■ DIRECTIONS FOR THIS TASK
Reproduce verbatim the lines in the items below, starting at the line that contains "series-0-start-label: 71 [70,132,102,161]" and ending at the line that contains "x-tick-label: ’08 [99,653,137,681]", both included.
━━ EXERCISE MATERIAL
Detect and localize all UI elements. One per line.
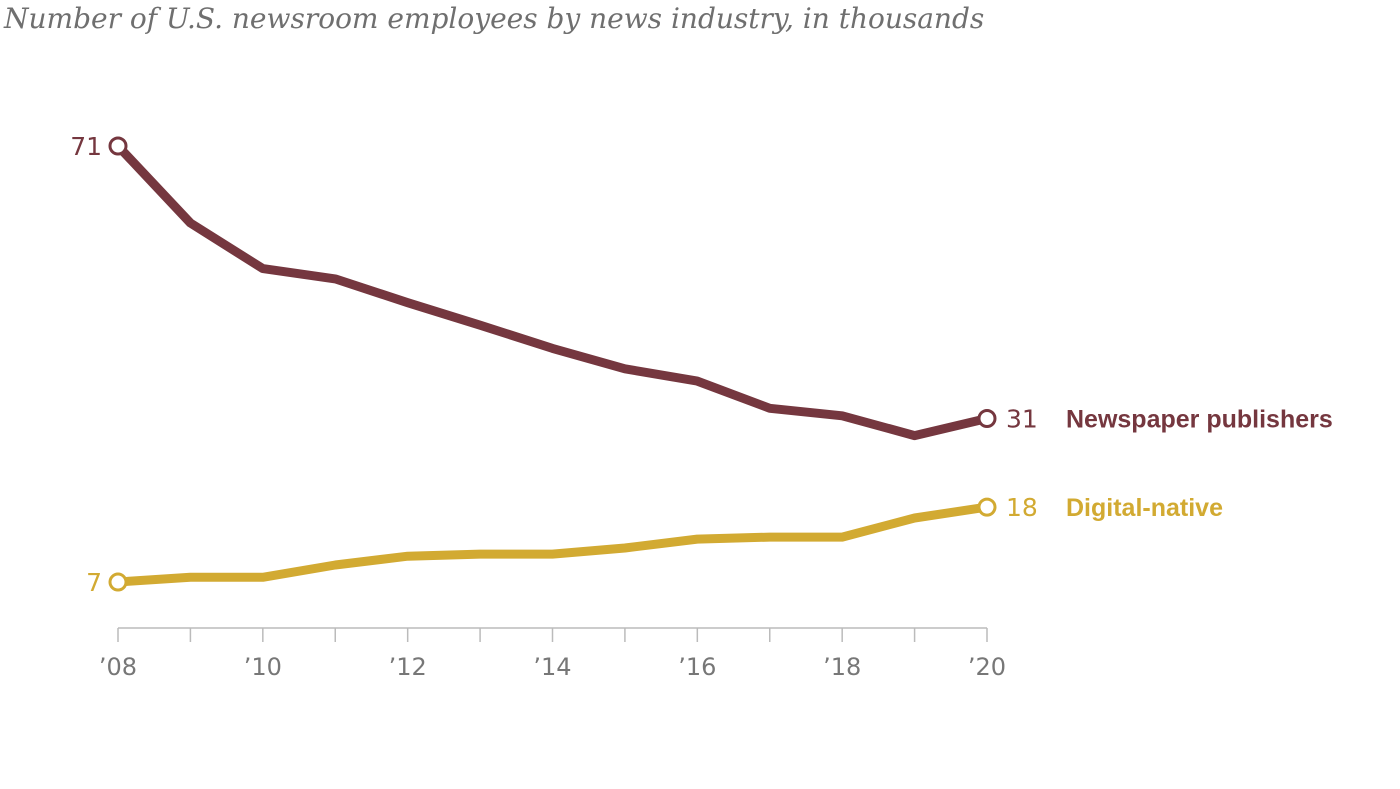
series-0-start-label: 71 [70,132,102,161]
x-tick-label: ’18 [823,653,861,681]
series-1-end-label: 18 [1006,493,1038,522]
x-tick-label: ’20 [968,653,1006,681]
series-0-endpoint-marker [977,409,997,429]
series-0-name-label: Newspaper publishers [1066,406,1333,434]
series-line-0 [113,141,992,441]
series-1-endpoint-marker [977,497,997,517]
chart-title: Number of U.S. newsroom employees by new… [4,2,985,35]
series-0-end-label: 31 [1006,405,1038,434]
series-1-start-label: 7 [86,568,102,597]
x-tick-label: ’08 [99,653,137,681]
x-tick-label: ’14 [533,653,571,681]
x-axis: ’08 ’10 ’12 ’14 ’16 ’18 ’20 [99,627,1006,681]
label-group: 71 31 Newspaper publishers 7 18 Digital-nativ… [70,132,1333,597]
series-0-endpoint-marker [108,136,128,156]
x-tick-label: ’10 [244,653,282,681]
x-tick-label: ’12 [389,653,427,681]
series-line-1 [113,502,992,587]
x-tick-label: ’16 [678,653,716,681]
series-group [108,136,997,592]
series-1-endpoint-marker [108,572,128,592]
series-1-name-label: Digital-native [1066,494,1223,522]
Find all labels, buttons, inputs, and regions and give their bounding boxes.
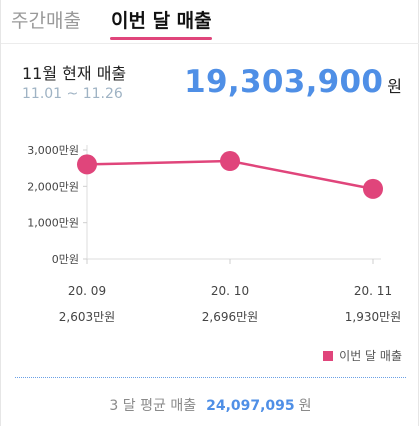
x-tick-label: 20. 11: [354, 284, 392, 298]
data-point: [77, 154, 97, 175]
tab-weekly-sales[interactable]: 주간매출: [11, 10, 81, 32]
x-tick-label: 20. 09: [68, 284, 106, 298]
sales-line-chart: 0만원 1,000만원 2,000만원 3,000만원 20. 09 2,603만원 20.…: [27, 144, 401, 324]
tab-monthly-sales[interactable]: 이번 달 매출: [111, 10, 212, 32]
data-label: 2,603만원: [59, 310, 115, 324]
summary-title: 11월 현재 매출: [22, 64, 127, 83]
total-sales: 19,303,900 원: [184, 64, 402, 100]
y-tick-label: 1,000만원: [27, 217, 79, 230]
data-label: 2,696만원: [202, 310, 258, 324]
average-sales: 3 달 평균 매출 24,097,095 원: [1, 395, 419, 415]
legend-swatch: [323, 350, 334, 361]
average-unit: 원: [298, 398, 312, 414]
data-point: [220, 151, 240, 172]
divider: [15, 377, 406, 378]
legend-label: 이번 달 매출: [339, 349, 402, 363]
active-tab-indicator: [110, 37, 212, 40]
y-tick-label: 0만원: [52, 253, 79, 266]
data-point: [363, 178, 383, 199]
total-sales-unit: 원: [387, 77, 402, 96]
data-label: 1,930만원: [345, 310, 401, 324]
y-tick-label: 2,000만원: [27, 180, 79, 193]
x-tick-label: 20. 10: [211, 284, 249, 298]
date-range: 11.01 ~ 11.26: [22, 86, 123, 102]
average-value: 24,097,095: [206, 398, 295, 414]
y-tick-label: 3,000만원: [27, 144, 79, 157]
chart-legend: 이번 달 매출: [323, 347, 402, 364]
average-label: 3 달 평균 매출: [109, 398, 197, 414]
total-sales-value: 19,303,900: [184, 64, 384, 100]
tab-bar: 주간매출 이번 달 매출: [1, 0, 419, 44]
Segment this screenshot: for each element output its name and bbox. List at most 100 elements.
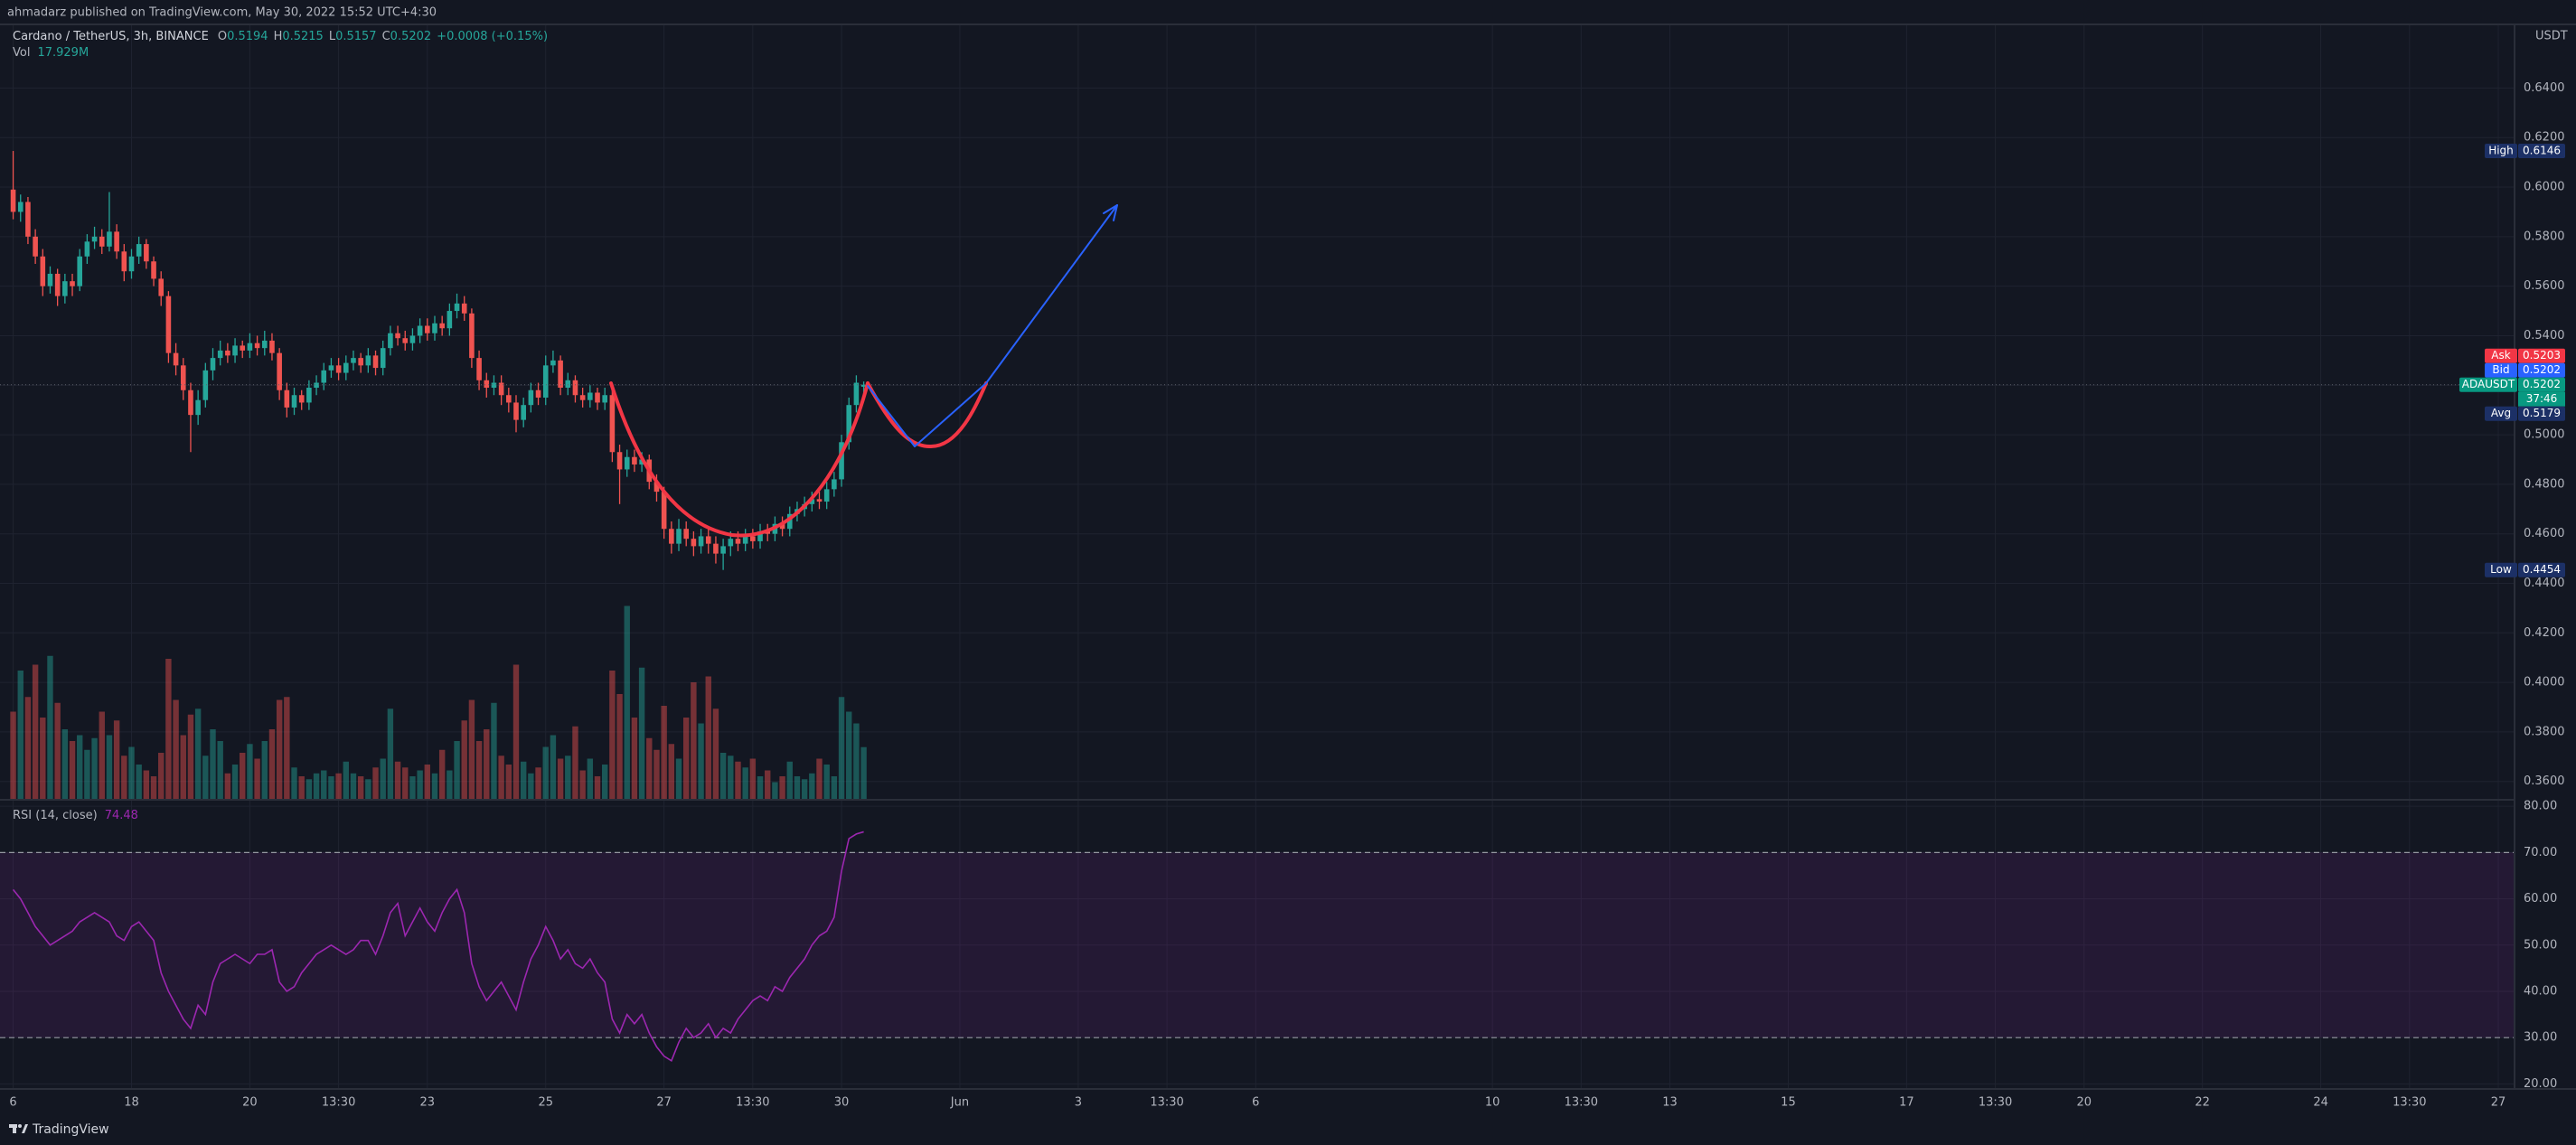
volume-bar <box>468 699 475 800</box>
━━━━
■ RESPONSE
series-0-start-label: 71 [70,132,102,161]
x-tick-label: ’18 [823,653,861,681]
series-1-end-label: 18 [1006,493,1038,522]
x-tick-label: ’20 [968,653,1006,681]
series-0-endpoint-marker [977,409,997,429]
series-0-name-label: Newspaper publishers [1066,406,1333,434]
series-line-0 [113,141,992,441]
series-1-endpoint-marker [977,497,997,517]
chart-title: Number of U.S. newsroom employees by new… [4,2,985,35]
series-0-end-label: 31 [1006,405,1038,434]
series-1-start-label: 7 [86,568,102,597]
x-tick-label: ’08 [99,653,137,681]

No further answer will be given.